> Task to complete: Set out each line from the following listing that includes the word "феноловый".

> Stored records:
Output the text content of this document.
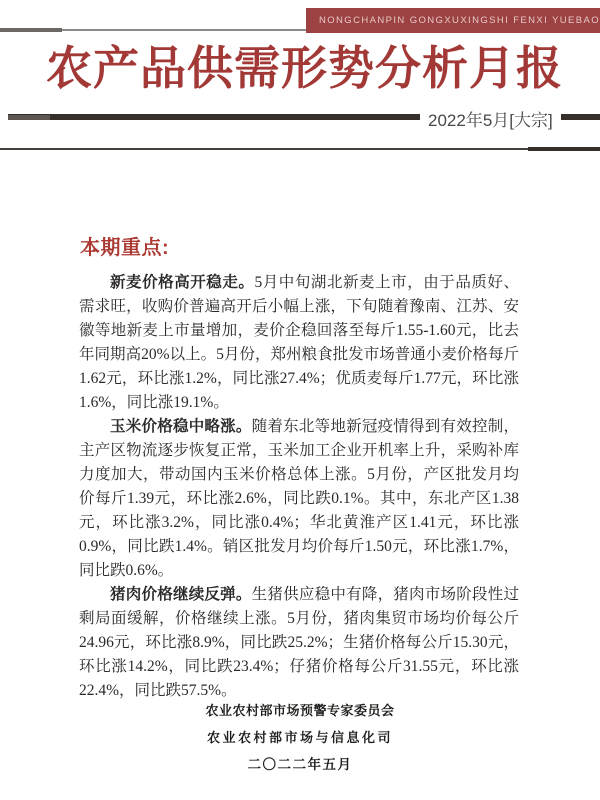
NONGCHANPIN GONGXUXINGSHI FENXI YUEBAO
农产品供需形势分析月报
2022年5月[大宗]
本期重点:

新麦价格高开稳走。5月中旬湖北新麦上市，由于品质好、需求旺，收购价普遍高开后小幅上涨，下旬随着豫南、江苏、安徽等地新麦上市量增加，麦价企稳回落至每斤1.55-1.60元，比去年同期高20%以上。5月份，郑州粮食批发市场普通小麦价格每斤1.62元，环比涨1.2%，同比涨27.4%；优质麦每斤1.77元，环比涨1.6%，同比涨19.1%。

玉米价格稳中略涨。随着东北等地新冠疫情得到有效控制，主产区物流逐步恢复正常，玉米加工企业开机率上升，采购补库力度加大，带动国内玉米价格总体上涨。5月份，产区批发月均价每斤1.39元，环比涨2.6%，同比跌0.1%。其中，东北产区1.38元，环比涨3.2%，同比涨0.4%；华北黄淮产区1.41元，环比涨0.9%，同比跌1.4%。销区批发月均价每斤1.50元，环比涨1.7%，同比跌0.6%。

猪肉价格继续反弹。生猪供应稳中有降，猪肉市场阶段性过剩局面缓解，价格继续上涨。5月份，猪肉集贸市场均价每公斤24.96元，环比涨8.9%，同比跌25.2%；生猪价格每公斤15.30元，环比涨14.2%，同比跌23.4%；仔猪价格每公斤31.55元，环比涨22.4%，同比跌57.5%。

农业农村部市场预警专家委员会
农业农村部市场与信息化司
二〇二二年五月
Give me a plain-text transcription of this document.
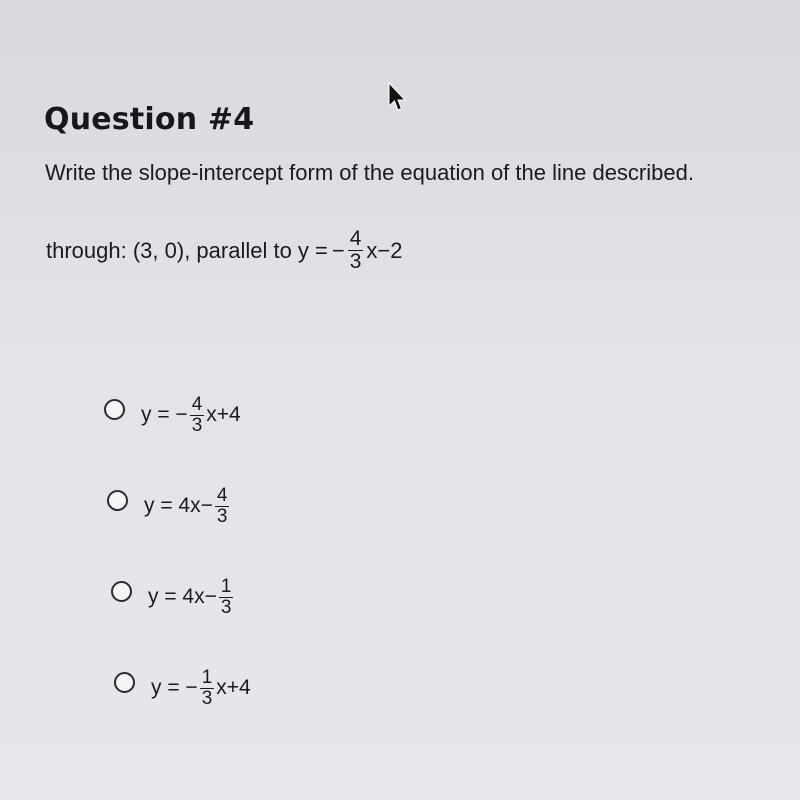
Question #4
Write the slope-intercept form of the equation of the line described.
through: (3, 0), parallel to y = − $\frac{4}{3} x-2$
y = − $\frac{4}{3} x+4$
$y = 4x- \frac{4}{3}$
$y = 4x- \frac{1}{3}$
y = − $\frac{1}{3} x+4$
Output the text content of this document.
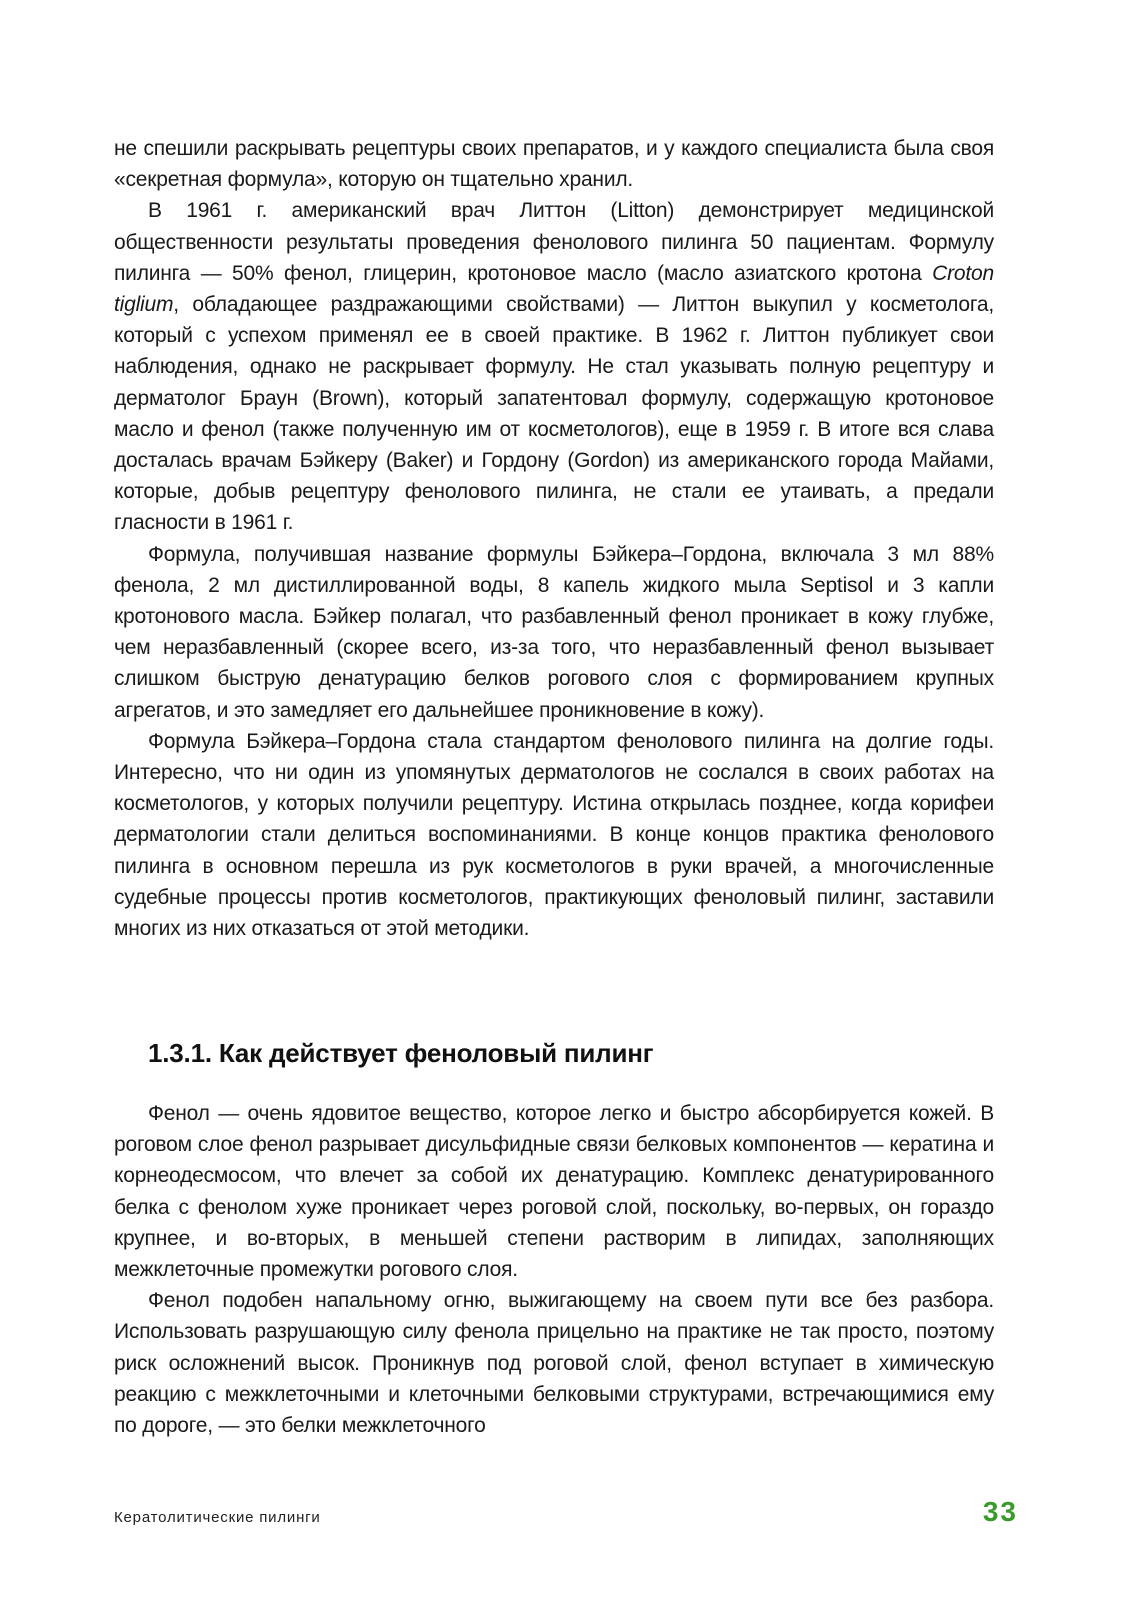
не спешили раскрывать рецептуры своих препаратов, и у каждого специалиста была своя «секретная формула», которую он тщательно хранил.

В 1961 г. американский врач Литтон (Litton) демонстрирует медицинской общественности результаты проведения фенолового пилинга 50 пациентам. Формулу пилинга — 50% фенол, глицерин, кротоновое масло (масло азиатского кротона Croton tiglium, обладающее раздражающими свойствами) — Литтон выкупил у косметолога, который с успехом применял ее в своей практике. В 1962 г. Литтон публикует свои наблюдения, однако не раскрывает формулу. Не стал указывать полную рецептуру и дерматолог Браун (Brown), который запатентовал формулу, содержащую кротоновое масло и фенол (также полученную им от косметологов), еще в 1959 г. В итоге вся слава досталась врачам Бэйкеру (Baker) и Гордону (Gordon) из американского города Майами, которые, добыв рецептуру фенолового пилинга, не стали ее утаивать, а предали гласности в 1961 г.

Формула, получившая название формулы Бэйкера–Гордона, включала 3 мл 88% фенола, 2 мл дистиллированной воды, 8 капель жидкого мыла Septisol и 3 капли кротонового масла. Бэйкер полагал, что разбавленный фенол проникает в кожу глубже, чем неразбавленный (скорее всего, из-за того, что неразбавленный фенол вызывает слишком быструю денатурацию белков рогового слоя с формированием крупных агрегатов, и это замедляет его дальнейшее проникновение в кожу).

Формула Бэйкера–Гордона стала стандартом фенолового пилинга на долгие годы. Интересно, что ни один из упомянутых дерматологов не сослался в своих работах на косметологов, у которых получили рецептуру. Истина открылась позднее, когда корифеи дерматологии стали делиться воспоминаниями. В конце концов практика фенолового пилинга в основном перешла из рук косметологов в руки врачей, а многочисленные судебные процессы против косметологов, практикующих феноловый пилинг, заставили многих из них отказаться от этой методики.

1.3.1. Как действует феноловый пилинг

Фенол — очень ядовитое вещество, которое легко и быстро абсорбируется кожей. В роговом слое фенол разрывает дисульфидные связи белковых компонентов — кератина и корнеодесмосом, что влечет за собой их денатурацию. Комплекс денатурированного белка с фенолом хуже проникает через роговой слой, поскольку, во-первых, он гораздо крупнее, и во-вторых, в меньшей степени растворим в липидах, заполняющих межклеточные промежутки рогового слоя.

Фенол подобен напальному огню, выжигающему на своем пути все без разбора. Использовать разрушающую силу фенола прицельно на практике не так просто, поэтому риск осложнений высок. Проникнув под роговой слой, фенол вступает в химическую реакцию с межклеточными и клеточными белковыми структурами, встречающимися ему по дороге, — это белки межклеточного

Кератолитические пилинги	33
* * *
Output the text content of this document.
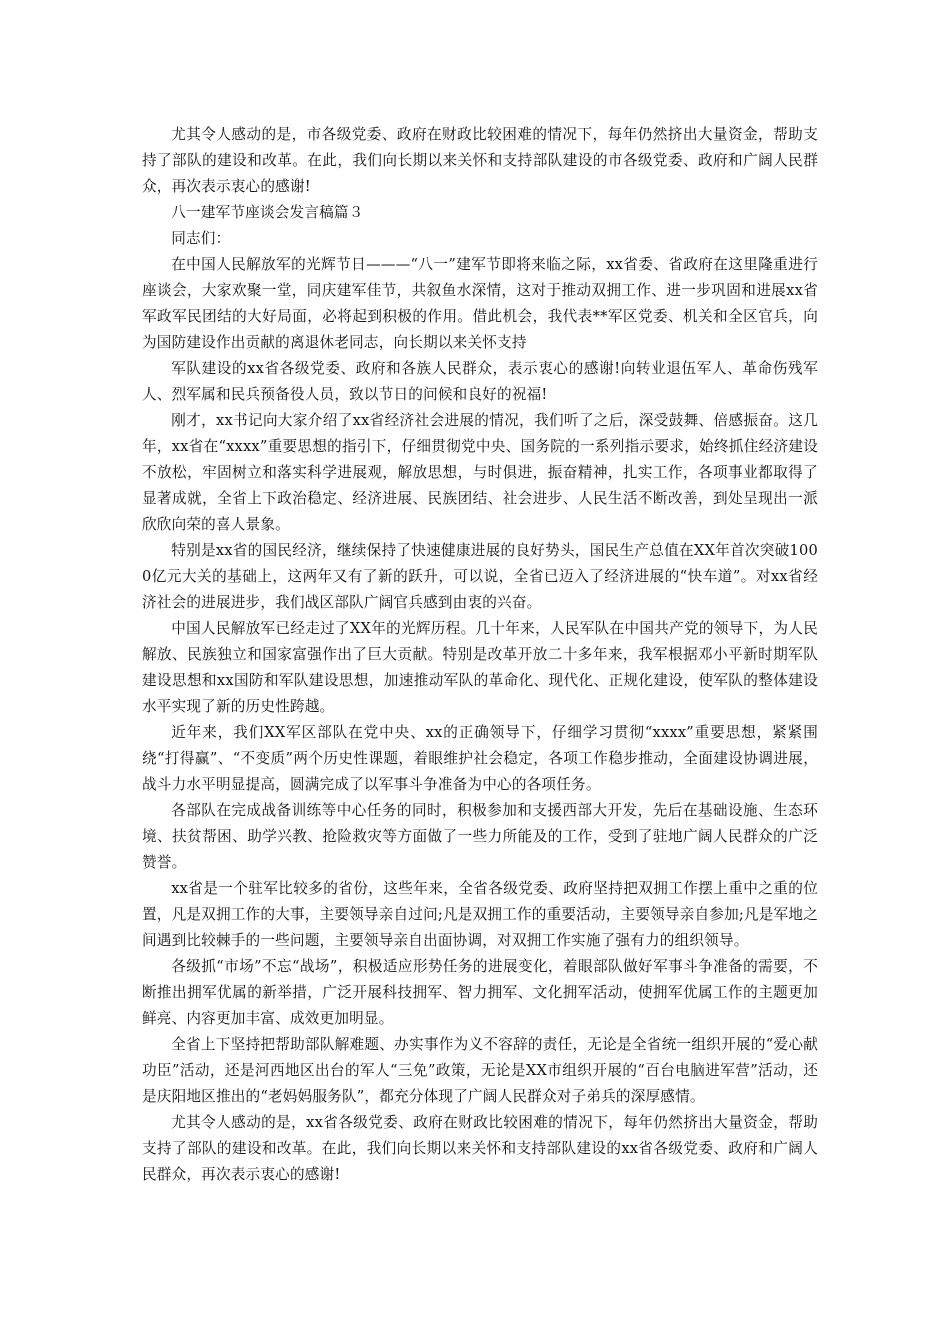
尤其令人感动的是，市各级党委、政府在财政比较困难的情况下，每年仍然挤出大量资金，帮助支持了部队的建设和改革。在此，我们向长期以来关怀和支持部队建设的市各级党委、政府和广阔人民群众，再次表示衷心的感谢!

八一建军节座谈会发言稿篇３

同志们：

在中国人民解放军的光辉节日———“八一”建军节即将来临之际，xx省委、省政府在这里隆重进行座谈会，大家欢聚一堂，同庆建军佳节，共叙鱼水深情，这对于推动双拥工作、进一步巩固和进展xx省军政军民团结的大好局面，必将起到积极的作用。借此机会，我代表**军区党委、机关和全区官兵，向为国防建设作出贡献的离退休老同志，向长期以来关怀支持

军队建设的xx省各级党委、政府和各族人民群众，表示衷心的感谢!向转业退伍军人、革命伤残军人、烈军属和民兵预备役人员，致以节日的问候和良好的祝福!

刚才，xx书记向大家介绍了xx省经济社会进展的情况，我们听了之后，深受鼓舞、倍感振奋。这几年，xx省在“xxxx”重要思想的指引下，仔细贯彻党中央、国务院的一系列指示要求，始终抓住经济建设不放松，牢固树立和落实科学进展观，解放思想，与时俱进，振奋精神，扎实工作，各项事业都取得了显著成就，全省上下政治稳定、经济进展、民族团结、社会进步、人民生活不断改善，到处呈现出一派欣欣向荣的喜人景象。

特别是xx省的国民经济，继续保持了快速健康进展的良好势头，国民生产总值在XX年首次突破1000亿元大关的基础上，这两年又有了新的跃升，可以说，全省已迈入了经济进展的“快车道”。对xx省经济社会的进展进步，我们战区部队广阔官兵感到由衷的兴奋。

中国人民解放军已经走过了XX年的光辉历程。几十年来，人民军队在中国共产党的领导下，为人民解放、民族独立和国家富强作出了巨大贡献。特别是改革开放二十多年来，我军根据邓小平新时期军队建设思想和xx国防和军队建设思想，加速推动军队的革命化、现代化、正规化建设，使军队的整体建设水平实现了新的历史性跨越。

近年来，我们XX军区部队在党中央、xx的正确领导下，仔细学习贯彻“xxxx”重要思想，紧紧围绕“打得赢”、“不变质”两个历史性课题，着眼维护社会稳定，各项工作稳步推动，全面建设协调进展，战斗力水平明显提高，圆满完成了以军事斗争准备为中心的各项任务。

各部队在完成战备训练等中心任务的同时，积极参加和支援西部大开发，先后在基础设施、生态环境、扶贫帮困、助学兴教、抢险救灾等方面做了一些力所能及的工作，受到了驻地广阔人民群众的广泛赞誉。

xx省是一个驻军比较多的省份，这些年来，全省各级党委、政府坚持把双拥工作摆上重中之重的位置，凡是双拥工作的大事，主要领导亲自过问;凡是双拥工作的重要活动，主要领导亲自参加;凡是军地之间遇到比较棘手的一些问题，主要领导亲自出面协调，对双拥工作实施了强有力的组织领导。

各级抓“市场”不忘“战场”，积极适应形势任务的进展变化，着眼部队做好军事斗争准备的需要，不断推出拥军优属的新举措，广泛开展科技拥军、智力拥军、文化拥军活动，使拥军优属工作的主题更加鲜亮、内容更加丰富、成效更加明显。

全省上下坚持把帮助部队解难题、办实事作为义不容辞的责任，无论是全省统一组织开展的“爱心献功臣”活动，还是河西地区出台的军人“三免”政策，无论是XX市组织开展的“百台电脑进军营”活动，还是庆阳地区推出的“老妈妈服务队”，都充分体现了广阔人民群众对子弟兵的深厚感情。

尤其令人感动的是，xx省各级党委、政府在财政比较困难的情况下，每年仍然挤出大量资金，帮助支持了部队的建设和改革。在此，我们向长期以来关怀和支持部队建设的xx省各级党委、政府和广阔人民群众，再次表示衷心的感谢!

> Final result:
Формула Бэйкера–Гордона стала стандартом фенолового пилинга на долгие годы. Интересно, что ни один из упомянутых дерматологов не сослался в своих работах на косметологов, у которых получили рецептуру. Истина открылась позднее, когда корифеи дерматологии стали делиться воспоминаниями. В конце концов практика фенолового пилинга в основном перешла из рук косметологов в руки врачей, а многочисленные судебные процессы против косметологов, практикующих феноловый пилинг, заставили многих из них отказаться от этой методики.
1.3.1. Как действует феноловый пилинг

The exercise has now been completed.